** Start of MATERIAL SHOWN **
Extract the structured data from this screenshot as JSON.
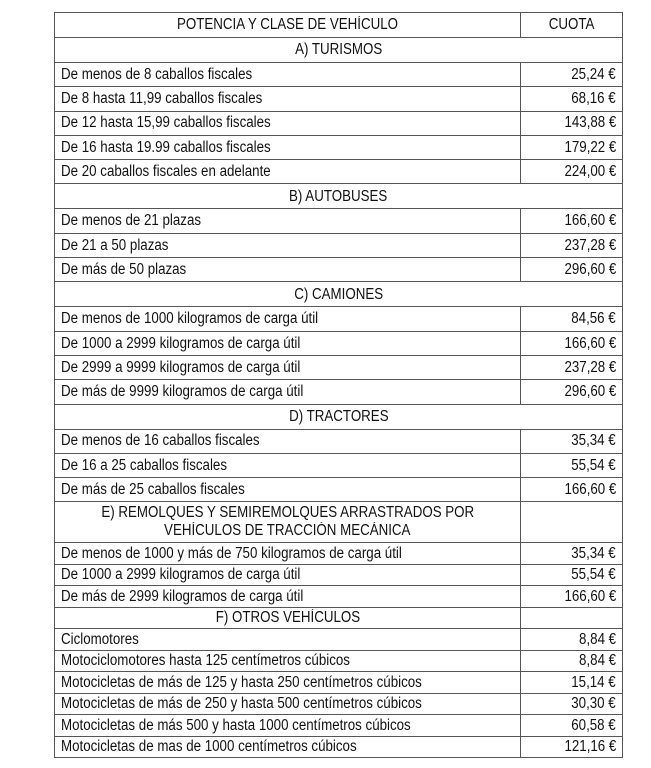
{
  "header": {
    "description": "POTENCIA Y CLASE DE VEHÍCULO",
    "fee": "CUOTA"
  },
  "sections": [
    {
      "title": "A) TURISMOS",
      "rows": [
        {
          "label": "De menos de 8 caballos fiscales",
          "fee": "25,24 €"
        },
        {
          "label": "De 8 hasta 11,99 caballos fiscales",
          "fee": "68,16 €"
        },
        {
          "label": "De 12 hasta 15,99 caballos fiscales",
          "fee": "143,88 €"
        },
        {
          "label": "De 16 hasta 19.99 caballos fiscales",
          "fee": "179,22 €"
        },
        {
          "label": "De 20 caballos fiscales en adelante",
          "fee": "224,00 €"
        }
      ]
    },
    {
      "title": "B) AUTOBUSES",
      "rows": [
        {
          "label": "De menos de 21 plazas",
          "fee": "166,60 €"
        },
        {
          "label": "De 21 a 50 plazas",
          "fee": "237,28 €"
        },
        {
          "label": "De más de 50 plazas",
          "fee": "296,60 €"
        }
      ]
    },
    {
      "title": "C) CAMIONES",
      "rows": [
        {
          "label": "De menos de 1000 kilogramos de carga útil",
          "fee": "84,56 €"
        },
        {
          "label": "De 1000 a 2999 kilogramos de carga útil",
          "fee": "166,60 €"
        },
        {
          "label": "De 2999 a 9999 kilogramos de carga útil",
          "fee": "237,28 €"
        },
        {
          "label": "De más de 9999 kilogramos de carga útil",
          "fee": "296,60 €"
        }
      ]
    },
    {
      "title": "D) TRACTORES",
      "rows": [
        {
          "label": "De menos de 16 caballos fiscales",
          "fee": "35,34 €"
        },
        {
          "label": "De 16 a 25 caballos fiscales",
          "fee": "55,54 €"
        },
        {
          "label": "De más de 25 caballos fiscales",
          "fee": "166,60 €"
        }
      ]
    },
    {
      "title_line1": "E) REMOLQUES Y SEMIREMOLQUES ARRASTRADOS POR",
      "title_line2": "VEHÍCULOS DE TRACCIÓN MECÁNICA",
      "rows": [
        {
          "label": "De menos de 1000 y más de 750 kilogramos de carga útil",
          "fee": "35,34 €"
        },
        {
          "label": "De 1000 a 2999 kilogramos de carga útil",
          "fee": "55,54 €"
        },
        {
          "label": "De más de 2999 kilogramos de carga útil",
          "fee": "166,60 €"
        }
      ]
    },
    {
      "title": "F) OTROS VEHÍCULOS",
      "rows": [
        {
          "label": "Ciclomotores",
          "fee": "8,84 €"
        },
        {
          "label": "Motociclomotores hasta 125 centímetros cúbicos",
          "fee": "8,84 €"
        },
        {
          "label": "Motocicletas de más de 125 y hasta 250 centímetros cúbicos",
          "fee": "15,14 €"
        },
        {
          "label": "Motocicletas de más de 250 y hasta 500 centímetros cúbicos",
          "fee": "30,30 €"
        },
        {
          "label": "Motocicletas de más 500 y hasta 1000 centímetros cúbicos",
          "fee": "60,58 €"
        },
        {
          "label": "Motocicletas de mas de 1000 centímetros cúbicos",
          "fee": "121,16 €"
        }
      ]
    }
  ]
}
** End of MATERIAL SHOWN **
EXERCISE REQUIREMENTS: Extract each line from the entries above that contains the string "Motocicletas".

SOLVED PROBLEM:
          "label": "Motocicletas de más de 125 y hasta 250 centímetros cúbicos",
          "label": "Motocicletas de más de 250 y hasta 500 centímetros cúbicos",
          "label": "Motocicletas de más 500 y hasta 1000 centímetros cúbicos",
          "label": "Motocicletas de mas de 1000 centímetros cúbicos",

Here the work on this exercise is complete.